Source excerpt:
--- START ---
In my own office, a few of us streamed the coverage publicly, but we mostly went through the process alone in that we didn't discuss the testimony or connect with each other. There was a passing acknowledgement among the more senior staff that the testimony happening, but overall people kept their opinions to themselves. Those streaming or otherwise publicly following along appeared to be in the minority: while it's possible that others in our office were following along more discreetly on social media, the majority of the office proceeded as though it was business as usual.
The Atlantic rightly points out that measuring media consumption is difficult but from the data we do have, it would appear that a large number of people were and are following the developments of Kavanaugh's nomination and confirmation. Nielsen reported 20.4 million tuned into traditional television media channels—such as ABC, CBS, NBC, CNN, Fox News, and MSNBC. This number didn't include PBS, C-SPAN and the Fox Business Network. It probably didn't include streaming services. And it certainly doesn't account for the tweets or posts people shared and re-shared on social media services. To put this in perspective, the 20.4 million by itself is an audience similar to a play-off football game or the Academy Awards. Betterworks, an HR company, reports that since the 2016 election, more people are paying attention to politics, and that includes when they are at work:
87% of employees "read political social media posts at work"
--- END ---
Supplied entries:
--- START ---
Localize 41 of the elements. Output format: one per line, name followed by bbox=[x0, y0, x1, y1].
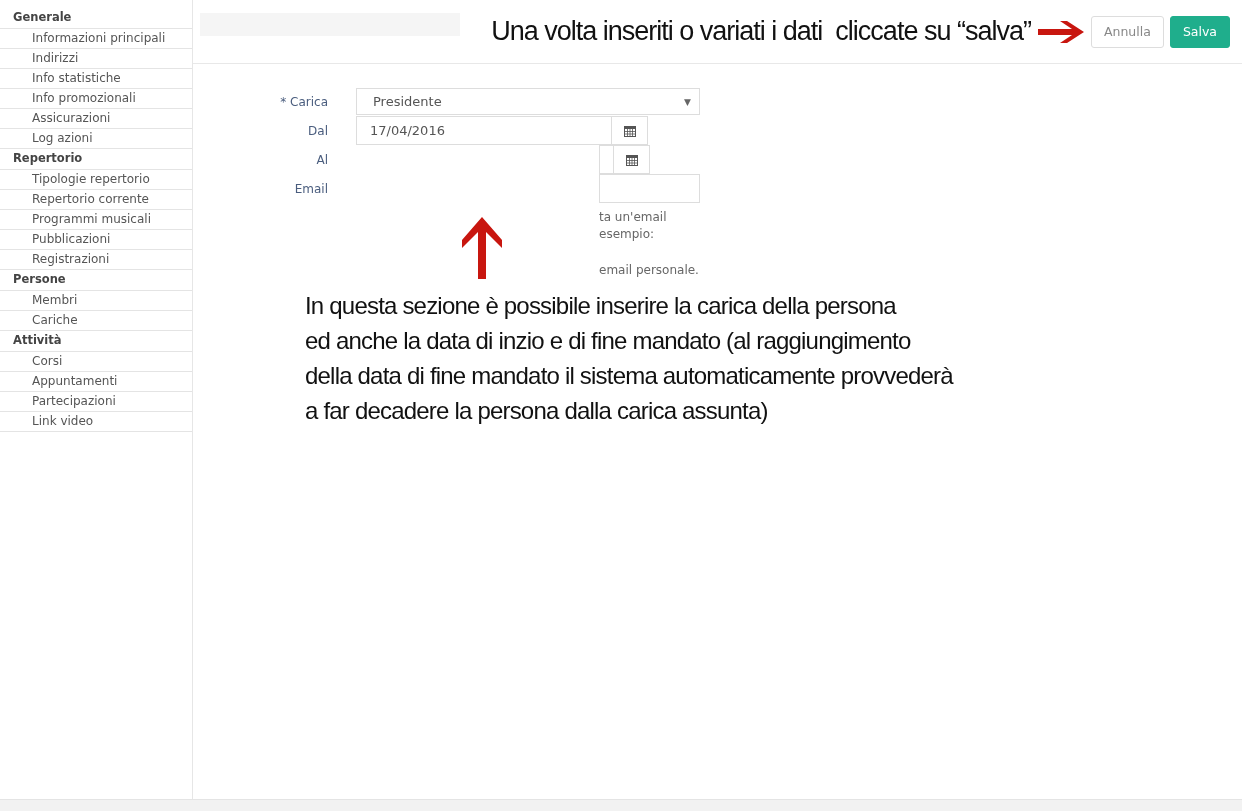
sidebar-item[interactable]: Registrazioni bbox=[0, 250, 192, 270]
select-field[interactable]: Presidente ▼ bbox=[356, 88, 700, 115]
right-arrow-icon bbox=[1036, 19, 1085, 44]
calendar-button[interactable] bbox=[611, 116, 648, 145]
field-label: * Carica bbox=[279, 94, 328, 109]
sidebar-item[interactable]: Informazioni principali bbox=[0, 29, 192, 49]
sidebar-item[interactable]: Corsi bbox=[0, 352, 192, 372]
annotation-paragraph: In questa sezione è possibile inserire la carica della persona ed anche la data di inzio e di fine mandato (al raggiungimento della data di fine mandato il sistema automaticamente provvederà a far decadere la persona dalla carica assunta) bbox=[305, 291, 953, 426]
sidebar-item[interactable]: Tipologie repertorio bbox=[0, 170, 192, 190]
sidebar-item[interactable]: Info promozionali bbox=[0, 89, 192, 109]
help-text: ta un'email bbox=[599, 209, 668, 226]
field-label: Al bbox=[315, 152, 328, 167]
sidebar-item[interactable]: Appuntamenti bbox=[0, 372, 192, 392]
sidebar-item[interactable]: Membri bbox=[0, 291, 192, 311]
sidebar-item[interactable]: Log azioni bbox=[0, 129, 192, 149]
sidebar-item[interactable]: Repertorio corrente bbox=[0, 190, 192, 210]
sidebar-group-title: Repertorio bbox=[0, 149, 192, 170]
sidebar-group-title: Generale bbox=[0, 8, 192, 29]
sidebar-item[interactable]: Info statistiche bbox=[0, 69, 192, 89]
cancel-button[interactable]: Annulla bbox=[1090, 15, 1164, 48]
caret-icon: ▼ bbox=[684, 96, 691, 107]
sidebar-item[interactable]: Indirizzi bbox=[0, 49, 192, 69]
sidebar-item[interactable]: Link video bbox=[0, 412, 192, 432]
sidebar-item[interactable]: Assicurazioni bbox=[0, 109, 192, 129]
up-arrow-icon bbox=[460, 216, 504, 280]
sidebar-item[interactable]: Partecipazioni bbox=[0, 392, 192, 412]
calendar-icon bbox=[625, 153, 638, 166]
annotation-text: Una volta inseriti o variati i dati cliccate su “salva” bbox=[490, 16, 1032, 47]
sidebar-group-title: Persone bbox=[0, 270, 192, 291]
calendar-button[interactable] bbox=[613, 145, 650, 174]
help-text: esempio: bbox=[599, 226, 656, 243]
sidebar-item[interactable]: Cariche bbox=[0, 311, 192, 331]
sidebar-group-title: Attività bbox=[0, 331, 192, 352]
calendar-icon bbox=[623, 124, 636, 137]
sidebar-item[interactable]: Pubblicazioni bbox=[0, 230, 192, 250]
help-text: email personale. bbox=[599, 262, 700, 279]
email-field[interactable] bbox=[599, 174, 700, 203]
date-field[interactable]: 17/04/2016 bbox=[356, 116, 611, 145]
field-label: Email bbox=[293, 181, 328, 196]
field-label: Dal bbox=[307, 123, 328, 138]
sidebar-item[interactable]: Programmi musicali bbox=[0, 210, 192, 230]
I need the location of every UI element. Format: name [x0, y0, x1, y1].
--- END ---
Tasks to perform:
1. In the excerpt on following the Kavanaugh hearings at work, how many viewers did Nielsen report on traditional television channels?
2. Continue the excerpt on following the Kavanaugh hearings at work, starting after its final line.

Response list:
1. 20.4 million

2.
80% percent said they have discussed politics with professional contacts or colleagues
nearly 50% said they had seen a political conversation turn into an argument at work
The attention to politics has been magnified by the content and tone of the confirmation hearings—the allegations levied by Dr. Christine Blasey Ford of sexual assault—which has resonated with the many victims of sexual assault and harassment. On the day of the testimonies, the Rape, Abuse, and Incest National Network reported an 147% increase in call volume than on a normal weekday. Overall there has been a 46% increase in calls in comparison to this time last year. Taken together, the data supports the idea that many people have been impacted by this confirmation.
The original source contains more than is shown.